Work required:
Work out how many lines in the listing below include the word "نمایید"; answer with the number alone.

Task data:
—————
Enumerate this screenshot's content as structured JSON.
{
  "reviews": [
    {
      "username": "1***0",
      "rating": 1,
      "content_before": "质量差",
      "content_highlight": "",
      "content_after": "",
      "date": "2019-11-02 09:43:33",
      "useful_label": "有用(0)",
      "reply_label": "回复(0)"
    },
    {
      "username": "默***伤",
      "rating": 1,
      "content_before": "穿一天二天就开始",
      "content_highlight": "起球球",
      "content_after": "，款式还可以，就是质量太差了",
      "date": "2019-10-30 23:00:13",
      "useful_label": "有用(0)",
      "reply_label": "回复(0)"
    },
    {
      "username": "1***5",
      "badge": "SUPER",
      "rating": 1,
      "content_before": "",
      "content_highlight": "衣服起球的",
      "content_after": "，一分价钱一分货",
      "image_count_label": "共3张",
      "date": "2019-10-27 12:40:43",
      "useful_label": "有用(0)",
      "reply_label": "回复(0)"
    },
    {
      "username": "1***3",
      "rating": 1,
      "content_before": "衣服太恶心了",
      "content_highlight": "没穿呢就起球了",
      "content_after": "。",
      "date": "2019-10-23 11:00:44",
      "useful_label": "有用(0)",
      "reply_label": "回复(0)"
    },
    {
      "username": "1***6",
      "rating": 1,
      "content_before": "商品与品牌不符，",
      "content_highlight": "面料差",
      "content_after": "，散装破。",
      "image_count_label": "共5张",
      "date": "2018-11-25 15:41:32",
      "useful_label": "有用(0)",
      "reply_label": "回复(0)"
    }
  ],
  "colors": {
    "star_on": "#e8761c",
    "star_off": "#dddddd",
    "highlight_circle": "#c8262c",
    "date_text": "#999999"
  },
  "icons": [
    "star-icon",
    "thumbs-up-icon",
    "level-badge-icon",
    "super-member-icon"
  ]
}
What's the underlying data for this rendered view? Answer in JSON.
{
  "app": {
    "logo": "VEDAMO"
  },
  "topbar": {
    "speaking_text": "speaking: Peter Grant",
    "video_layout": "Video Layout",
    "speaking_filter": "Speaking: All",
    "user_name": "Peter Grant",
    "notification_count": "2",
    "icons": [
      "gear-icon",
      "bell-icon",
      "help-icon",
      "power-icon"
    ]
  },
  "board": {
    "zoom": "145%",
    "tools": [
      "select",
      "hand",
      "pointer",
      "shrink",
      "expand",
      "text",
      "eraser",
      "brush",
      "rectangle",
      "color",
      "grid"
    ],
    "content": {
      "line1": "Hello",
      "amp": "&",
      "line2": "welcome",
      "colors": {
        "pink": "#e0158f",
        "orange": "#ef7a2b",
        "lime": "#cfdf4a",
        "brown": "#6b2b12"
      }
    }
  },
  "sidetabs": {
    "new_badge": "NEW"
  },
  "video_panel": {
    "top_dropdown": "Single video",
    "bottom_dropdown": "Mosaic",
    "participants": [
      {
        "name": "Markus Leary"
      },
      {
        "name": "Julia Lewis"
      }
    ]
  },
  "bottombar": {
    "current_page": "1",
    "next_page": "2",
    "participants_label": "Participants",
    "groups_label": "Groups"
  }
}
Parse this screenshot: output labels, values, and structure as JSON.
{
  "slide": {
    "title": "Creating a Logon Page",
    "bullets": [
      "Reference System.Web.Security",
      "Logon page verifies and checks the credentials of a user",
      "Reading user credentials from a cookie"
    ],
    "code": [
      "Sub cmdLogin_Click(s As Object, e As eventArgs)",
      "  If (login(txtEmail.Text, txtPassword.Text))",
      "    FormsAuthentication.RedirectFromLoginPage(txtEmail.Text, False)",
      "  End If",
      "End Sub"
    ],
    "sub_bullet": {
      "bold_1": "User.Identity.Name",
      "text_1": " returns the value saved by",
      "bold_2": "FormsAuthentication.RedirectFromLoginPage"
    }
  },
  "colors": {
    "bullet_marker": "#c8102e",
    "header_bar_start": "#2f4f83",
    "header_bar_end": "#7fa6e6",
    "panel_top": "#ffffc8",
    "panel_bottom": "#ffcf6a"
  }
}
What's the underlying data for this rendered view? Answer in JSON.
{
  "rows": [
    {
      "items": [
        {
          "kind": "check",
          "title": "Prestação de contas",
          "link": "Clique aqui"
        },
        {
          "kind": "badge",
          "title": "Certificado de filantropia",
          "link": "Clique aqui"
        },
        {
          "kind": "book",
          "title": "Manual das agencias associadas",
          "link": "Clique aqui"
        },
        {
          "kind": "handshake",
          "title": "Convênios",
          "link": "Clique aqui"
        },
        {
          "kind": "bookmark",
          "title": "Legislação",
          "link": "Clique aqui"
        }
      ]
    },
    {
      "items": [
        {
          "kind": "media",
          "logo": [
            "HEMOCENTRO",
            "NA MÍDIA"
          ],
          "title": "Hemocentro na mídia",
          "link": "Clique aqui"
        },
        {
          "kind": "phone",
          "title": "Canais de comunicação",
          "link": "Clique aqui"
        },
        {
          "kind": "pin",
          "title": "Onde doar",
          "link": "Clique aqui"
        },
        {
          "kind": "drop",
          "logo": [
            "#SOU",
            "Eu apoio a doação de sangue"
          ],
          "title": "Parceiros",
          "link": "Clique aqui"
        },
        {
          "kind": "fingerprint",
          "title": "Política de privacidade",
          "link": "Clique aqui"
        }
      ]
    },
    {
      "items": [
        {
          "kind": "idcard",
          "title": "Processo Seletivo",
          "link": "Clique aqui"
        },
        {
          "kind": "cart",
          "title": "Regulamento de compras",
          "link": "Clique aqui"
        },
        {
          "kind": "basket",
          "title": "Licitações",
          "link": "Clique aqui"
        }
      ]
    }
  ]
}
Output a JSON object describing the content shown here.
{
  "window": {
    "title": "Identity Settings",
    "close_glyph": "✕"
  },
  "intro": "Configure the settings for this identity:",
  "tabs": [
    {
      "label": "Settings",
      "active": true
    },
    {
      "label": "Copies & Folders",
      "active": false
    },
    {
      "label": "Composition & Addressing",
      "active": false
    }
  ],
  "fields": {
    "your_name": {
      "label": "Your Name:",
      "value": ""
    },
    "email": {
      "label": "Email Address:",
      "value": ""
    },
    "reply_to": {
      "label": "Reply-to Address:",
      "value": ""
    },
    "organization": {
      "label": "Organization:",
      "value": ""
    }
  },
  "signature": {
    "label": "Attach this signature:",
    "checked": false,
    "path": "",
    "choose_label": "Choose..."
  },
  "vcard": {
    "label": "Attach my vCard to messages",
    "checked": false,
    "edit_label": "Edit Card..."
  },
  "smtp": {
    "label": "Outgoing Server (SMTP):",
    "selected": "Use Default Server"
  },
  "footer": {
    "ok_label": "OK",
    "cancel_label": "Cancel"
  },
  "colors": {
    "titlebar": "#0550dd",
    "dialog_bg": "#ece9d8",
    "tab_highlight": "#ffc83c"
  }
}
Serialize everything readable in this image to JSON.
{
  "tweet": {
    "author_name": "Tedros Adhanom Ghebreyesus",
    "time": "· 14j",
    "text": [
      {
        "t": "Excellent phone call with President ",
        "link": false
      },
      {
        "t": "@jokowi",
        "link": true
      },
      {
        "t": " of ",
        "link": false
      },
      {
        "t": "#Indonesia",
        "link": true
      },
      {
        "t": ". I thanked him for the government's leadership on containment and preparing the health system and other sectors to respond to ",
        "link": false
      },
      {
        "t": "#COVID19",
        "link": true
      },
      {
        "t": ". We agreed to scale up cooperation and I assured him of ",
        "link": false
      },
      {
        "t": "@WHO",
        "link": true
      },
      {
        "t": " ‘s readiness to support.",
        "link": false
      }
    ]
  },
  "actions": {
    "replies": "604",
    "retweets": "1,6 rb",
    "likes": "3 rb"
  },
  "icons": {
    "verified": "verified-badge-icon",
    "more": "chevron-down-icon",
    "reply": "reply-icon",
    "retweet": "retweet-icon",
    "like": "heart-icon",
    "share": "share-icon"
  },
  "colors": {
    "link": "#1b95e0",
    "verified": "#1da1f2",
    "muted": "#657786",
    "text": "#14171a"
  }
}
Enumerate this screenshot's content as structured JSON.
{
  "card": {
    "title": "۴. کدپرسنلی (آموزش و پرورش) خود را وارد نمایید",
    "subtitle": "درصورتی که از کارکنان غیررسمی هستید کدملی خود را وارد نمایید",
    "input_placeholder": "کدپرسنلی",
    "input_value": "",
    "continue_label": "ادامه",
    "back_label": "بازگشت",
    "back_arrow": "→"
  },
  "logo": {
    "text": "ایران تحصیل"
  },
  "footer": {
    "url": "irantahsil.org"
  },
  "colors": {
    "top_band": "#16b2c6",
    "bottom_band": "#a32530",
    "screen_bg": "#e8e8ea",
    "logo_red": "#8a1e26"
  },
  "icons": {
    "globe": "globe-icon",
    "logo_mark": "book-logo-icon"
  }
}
—————
Solution to the exercise:
2